#### What needs to be done:
Go through the listing beneath this task and return every line that carries the string "rgba".

#### Data provided:
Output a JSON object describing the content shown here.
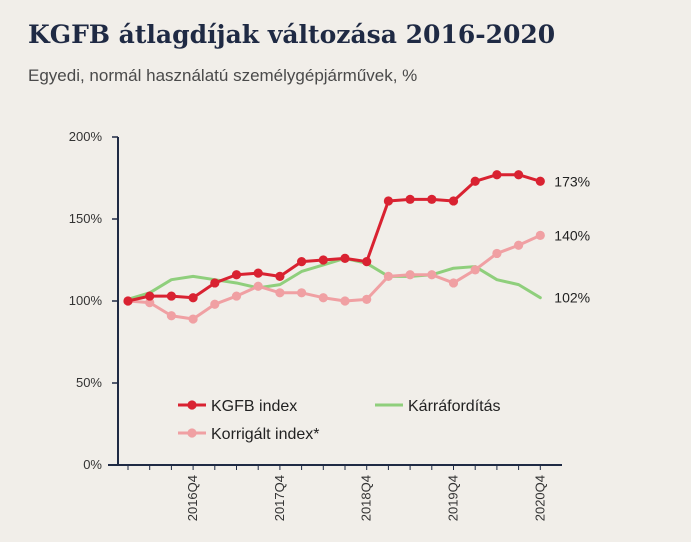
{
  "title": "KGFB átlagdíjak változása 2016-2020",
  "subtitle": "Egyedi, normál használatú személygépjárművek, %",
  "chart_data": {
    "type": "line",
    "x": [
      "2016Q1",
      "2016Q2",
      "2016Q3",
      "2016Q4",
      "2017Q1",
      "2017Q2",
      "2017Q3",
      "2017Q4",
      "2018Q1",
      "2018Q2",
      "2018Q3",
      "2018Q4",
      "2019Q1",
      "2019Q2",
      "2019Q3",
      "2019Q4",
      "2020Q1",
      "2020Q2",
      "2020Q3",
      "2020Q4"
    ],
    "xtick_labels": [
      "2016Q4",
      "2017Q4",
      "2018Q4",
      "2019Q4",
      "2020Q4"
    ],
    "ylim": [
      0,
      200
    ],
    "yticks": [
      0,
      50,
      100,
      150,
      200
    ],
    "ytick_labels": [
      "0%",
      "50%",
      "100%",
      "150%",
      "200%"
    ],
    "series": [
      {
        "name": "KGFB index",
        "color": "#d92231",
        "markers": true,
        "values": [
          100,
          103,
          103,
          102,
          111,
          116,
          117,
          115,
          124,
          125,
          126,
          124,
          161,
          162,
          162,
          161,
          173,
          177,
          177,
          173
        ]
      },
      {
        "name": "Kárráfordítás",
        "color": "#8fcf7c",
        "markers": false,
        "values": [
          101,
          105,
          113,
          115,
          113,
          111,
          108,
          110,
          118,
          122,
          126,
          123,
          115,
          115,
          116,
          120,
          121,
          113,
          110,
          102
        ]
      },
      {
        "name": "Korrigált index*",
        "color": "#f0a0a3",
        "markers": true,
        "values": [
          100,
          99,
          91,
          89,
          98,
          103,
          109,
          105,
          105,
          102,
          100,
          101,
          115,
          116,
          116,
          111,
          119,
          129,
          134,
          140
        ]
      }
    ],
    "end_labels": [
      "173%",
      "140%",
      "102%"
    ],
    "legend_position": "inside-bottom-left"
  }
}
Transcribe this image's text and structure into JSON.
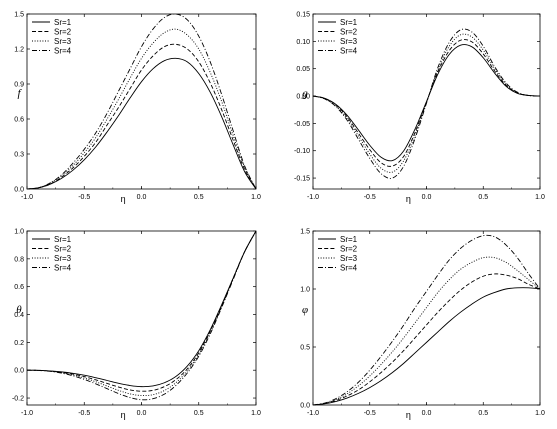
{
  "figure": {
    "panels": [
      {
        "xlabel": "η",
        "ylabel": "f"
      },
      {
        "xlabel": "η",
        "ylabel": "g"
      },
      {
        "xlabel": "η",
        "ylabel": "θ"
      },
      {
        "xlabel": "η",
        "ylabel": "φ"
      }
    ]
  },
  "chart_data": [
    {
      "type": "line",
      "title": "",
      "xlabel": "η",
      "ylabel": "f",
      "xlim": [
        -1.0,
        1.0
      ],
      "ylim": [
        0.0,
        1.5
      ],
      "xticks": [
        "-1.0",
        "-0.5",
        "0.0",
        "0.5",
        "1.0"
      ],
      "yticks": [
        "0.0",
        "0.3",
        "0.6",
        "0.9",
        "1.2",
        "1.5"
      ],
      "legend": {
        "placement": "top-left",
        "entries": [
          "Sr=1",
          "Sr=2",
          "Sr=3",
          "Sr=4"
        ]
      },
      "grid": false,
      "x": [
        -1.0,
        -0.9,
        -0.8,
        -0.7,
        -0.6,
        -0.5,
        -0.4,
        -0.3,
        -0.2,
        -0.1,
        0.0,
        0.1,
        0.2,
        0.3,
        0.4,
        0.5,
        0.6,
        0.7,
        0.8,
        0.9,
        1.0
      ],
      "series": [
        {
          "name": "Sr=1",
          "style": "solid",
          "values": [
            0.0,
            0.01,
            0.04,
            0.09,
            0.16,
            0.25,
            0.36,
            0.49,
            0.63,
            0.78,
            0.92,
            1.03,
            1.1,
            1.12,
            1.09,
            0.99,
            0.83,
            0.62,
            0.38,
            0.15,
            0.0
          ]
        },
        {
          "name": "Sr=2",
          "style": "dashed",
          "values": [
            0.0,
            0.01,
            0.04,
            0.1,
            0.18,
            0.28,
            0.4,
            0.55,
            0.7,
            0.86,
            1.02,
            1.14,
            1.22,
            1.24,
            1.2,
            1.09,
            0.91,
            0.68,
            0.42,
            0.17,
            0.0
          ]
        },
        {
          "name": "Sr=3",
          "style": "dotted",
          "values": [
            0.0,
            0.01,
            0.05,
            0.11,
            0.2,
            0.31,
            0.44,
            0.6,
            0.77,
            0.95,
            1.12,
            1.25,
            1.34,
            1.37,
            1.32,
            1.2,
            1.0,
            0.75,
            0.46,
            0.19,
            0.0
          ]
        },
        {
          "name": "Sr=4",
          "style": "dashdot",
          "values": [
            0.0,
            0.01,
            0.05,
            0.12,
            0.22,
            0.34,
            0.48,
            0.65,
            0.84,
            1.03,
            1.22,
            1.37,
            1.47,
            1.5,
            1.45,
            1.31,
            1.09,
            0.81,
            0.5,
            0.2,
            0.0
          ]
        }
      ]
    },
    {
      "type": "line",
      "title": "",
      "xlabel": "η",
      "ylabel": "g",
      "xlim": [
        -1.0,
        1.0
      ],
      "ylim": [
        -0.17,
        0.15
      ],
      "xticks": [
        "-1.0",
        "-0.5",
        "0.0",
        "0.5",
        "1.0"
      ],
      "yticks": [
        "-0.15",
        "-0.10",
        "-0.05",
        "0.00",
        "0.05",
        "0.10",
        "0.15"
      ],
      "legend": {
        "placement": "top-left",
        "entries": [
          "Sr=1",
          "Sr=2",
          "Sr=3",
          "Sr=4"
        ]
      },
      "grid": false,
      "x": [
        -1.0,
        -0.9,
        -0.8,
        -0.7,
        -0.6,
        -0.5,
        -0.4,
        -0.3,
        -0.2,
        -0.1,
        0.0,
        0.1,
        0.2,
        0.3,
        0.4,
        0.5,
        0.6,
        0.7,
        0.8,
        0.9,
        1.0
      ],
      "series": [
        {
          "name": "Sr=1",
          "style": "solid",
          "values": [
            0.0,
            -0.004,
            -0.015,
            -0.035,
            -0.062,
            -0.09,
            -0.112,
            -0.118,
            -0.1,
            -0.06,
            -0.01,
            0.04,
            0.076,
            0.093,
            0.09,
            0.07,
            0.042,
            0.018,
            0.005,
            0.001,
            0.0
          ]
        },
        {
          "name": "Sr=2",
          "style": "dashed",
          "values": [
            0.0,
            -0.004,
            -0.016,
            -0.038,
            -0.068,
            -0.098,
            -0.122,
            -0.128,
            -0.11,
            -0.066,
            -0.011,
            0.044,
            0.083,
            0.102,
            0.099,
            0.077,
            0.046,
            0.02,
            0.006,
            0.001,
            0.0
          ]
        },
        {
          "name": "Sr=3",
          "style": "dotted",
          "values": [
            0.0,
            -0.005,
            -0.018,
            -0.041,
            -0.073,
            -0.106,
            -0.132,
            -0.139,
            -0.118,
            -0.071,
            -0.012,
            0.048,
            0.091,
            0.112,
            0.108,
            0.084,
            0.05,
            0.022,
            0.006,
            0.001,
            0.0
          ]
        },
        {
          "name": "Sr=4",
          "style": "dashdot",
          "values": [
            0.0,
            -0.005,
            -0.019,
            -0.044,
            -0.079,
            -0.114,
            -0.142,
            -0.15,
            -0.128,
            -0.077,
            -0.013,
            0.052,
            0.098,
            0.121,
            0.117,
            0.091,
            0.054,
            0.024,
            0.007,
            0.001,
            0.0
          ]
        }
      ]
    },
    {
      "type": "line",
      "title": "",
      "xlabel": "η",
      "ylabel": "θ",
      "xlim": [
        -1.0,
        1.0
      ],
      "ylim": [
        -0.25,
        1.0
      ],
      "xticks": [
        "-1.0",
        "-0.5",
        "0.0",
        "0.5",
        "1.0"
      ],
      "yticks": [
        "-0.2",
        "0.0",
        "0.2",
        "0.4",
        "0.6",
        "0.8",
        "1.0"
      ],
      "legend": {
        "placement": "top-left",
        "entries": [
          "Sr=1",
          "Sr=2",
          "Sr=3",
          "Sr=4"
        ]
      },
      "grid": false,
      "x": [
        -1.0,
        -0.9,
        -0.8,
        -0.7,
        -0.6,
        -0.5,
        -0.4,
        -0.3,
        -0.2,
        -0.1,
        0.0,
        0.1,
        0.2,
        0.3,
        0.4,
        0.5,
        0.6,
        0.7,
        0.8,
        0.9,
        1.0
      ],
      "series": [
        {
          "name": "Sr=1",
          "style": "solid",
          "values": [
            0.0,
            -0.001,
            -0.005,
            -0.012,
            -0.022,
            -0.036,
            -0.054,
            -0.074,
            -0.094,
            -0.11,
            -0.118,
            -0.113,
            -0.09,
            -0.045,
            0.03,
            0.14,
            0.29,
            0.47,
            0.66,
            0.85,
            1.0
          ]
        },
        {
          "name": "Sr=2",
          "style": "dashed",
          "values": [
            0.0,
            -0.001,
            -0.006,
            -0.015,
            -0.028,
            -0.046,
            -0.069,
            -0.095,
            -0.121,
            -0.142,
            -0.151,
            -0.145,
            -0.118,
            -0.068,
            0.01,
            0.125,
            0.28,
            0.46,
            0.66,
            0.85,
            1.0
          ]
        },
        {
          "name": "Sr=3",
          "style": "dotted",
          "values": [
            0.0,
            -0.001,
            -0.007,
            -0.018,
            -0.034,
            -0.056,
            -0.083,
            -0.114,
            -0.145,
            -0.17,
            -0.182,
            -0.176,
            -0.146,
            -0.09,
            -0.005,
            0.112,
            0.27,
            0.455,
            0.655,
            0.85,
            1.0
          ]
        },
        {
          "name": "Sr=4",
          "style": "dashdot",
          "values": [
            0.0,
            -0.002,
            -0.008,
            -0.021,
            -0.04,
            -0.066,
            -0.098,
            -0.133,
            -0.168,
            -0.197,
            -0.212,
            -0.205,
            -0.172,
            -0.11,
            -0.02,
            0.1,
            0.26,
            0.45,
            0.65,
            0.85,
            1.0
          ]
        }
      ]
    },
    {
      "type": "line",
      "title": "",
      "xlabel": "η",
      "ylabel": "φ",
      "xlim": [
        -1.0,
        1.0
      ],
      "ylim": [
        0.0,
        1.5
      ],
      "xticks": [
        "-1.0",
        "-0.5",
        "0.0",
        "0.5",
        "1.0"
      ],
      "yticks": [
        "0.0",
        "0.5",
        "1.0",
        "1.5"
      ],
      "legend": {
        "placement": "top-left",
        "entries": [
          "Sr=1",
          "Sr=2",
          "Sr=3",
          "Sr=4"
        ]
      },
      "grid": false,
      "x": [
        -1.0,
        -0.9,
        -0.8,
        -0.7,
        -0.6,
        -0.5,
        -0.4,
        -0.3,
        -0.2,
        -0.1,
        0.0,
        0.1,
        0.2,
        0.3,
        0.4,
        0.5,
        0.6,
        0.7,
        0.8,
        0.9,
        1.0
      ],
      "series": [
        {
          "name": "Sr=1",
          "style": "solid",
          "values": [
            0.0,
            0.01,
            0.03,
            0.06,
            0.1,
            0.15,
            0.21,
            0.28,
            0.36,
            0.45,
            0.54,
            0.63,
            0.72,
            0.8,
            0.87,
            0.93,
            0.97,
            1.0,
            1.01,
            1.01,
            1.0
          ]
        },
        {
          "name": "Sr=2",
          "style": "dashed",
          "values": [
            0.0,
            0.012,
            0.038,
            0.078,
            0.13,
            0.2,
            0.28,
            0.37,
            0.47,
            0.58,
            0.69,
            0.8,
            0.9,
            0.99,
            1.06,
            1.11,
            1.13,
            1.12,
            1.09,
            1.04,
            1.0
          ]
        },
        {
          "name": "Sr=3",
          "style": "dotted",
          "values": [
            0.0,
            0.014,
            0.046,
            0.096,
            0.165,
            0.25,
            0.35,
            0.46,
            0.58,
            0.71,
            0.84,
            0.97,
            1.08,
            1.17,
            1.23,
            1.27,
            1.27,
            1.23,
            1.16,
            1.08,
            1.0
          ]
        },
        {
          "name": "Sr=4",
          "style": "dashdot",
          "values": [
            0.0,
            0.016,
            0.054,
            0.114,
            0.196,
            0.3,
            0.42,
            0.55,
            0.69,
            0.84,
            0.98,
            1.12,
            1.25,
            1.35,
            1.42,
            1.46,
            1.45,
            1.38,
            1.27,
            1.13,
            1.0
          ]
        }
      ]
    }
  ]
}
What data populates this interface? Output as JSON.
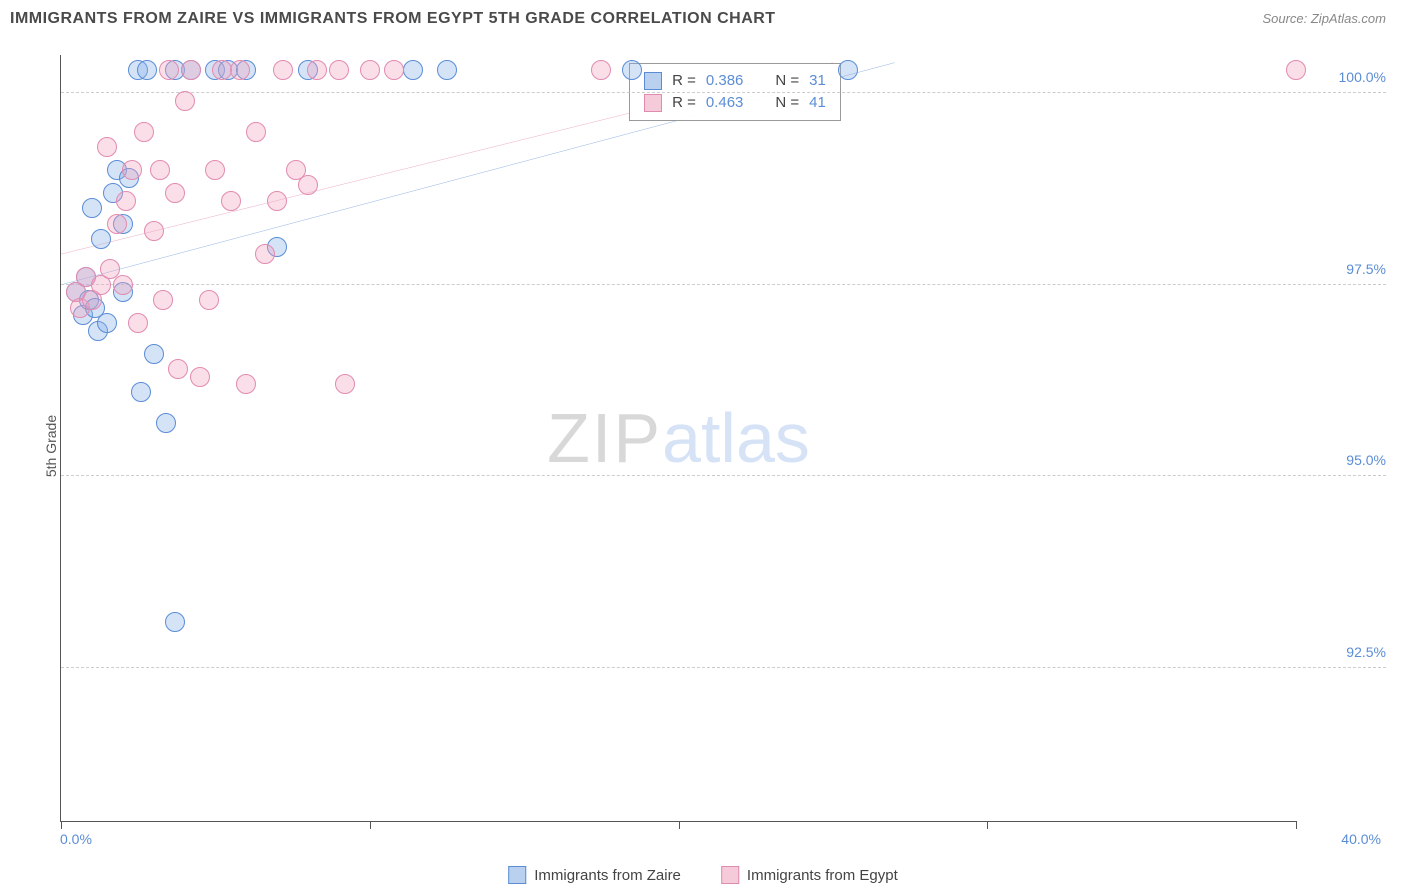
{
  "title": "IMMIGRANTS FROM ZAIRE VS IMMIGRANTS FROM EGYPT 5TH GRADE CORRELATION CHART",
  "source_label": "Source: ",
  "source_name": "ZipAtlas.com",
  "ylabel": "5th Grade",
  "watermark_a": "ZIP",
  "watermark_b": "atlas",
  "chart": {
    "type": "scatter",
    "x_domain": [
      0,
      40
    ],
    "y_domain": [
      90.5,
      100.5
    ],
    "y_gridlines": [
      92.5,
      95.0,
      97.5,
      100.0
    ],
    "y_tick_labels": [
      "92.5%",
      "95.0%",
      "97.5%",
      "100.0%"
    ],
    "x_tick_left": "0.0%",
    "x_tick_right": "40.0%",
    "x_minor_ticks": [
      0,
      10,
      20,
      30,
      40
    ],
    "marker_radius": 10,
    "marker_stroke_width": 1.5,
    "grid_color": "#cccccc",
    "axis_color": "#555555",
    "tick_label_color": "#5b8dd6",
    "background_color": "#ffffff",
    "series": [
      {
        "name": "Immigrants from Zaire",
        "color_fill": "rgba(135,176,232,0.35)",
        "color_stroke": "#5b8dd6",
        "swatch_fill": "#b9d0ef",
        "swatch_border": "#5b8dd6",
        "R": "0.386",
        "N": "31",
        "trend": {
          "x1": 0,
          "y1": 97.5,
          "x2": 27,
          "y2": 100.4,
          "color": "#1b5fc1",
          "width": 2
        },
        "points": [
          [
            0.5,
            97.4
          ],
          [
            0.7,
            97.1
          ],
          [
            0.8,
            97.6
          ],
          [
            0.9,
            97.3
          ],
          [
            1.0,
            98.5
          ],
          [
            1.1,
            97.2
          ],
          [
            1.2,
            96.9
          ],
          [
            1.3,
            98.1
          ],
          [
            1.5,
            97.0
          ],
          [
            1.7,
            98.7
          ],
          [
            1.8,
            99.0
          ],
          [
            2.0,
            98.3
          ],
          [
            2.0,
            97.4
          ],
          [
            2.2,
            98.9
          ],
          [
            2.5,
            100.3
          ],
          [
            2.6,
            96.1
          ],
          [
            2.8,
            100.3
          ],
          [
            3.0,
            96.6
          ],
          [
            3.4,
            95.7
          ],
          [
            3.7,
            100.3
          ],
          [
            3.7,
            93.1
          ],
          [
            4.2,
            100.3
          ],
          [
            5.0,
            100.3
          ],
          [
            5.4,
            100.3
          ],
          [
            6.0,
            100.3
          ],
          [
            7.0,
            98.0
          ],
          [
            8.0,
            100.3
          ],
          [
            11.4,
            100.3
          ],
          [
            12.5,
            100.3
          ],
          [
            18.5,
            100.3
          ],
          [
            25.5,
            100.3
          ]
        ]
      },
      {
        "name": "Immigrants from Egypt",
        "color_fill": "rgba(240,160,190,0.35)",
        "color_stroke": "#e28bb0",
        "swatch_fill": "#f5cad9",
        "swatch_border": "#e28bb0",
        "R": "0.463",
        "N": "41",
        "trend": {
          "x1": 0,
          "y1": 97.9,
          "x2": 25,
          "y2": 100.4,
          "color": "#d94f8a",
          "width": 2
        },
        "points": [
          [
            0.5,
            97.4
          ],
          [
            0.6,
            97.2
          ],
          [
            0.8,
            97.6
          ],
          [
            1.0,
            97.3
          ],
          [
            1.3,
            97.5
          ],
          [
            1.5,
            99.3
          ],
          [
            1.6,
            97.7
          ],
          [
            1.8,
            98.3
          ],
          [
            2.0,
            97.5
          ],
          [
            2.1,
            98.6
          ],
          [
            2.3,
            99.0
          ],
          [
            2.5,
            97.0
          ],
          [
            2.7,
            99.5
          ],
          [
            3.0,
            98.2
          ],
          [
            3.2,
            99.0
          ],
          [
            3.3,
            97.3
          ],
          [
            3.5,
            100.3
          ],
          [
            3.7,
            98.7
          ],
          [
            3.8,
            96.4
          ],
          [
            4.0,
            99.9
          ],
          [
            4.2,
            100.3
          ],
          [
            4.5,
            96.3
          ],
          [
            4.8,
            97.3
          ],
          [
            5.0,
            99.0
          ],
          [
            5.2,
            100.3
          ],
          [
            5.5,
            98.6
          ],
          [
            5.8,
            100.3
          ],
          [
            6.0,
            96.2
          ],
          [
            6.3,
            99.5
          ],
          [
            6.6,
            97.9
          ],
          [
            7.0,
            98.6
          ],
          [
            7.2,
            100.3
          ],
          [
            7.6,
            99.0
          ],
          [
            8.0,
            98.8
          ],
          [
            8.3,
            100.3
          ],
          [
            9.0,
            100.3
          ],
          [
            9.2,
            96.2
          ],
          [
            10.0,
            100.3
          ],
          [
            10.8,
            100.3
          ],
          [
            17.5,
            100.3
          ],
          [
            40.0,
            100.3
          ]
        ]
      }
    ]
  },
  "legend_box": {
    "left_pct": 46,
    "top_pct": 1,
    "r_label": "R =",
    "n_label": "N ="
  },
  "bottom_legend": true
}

#### Solution for this task:
        "color_fill": "rgba(135,176,232,0.35)",
        "color_fill": "rgba(240,160,190,0.35)",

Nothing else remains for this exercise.